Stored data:
☆ ☆ ☆ ☆
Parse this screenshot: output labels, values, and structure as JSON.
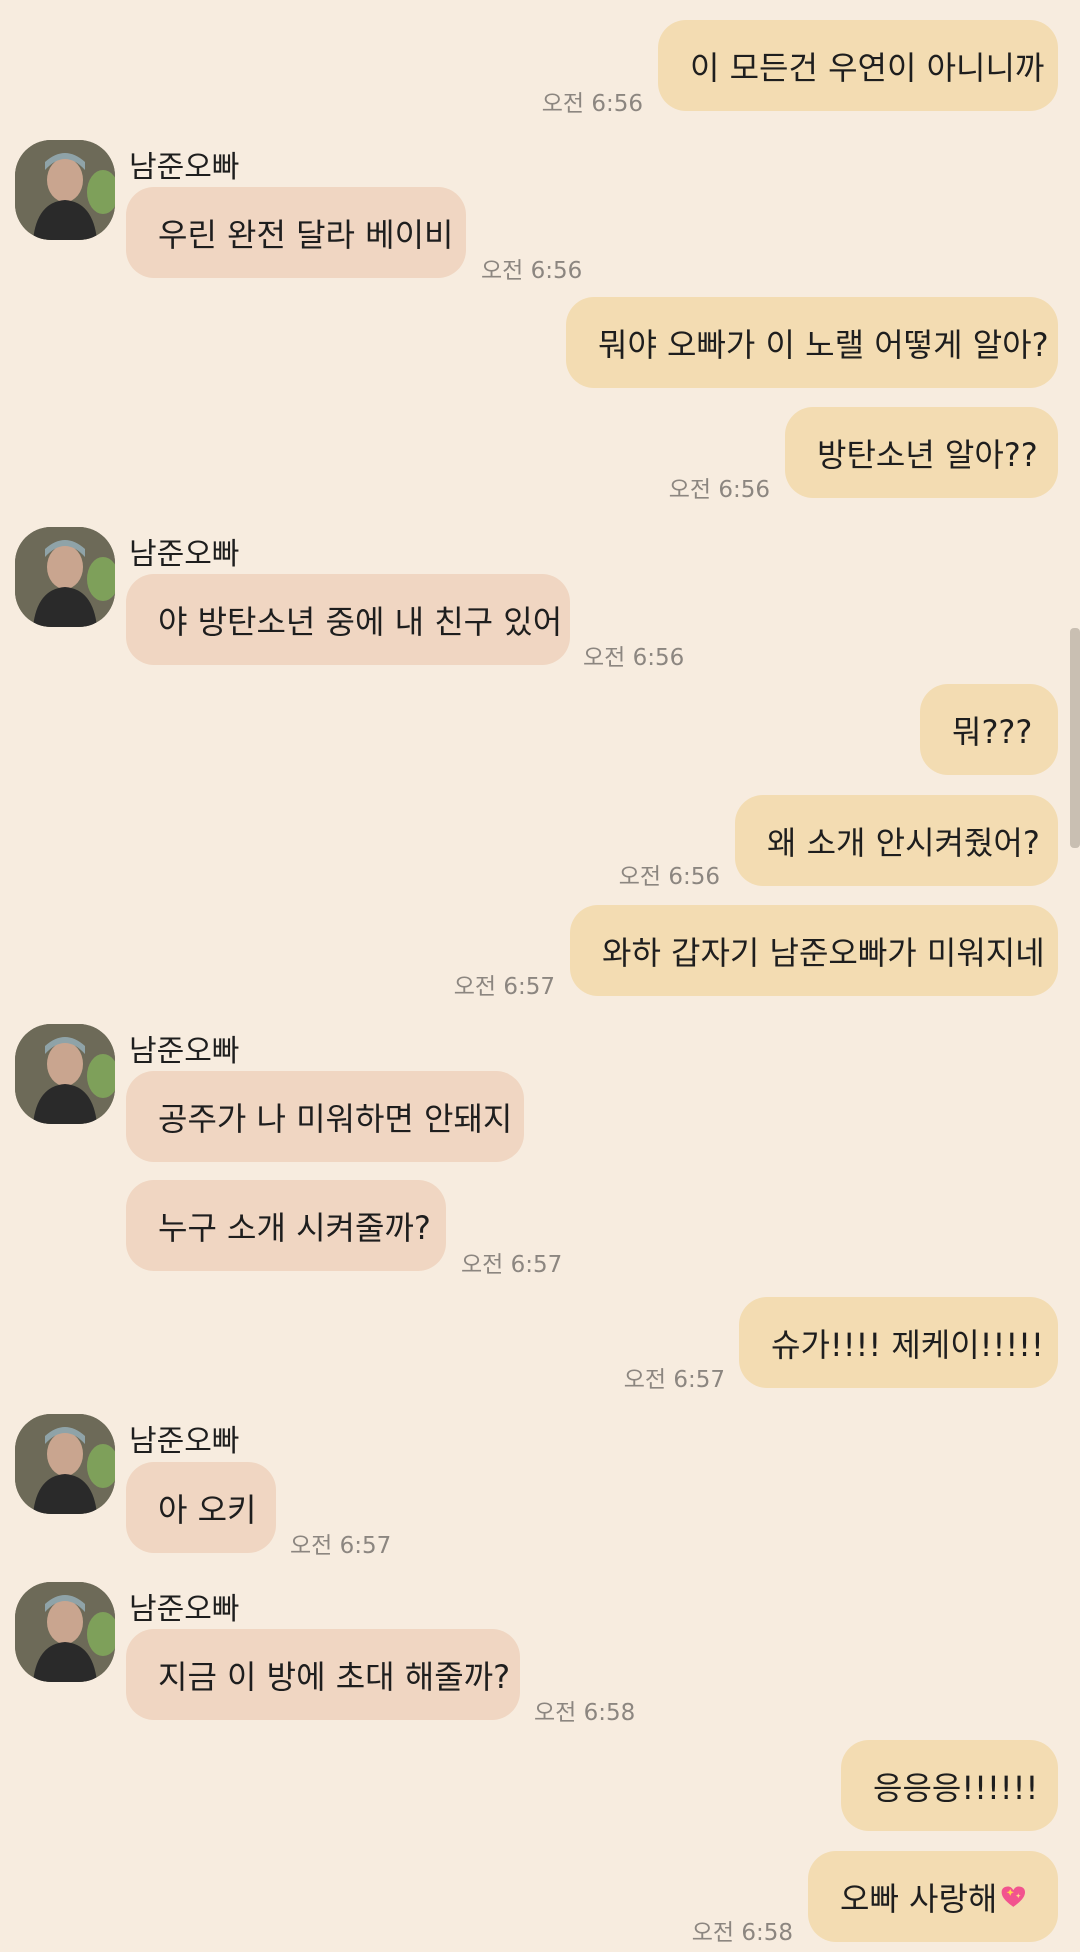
{
  "contact_name": "남준오빠",
  "messages": [
    {
      "text": "이 모든건 우연이 아니니까",
      "time": "오전 6:56"
    },
    {
      "text": "우린 완전 달라 베이비",
      "time": "오전 6:56"
    },
    {
      "text": "뭐야 오빠가 이 노랠 어떻게 알아?"
    },
    {
      "text": "방탄소년 알아??",
      "time": "오전 6:56"
    },
    {
      "text": "야 방탄소년 중에 내 친구 있어",
      "time": "오전 6:56"
    },
    {
      "text": "뭐???"
    },
    {
      "text": "왜 소개 안시켜줬어?",
      "time": "오전 6:56"
    },
    {
      "text": "와하 갑자기 남준오빠가 미워지네",
      "time": "오전 6:57"
    },
    {
      "text": "공주가 나 미워하면 안돼지"
    },
    {
      "text": "누구 소개 시켜줄까?",
      "time": "오전 6:57"
    },
    {
      "text": "슈가!!!! 제케이!!!!!",
      "time": "오전 6:57"
    },
    {
      "text": "아 오키",
      "time": "오전 6:57"
    },
    {
      "text": "지금 이 방에 초대 해줄까?",
      "time": "오전 6:58"
    },
    {
      "text": "응응응!!!!!!"
    },
    {
      "text": "오빠 사랑해",
      "emoji": "heart-icon",
      "time": "오전 6:58"
    }
  ],
  "colors": {
    "background": "#f7ecdf",
    "my_bubble": "#f3dcb2",
    "their_bubble": "#f0d6c2",
    "timestamp": "#8c8680"
  }
}
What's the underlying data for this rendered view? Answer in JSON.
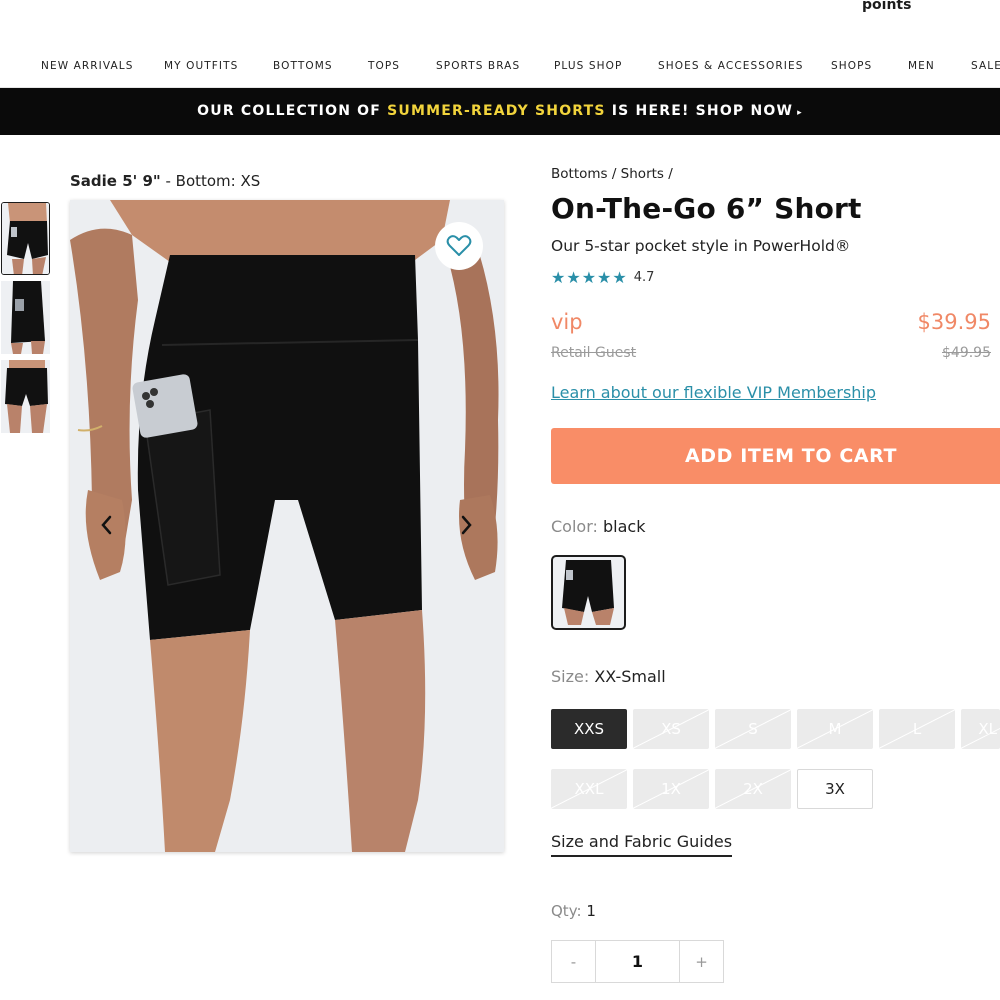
☆ ☆ ☆ ☆
▸ Given problem
Extract all lines of the records above that include "JSON".

▸ Reply to the exercise
Parse this screenshot: output labels, values, and structure as JSON.
What's the underlying data for this rendered view? Answer in JSON.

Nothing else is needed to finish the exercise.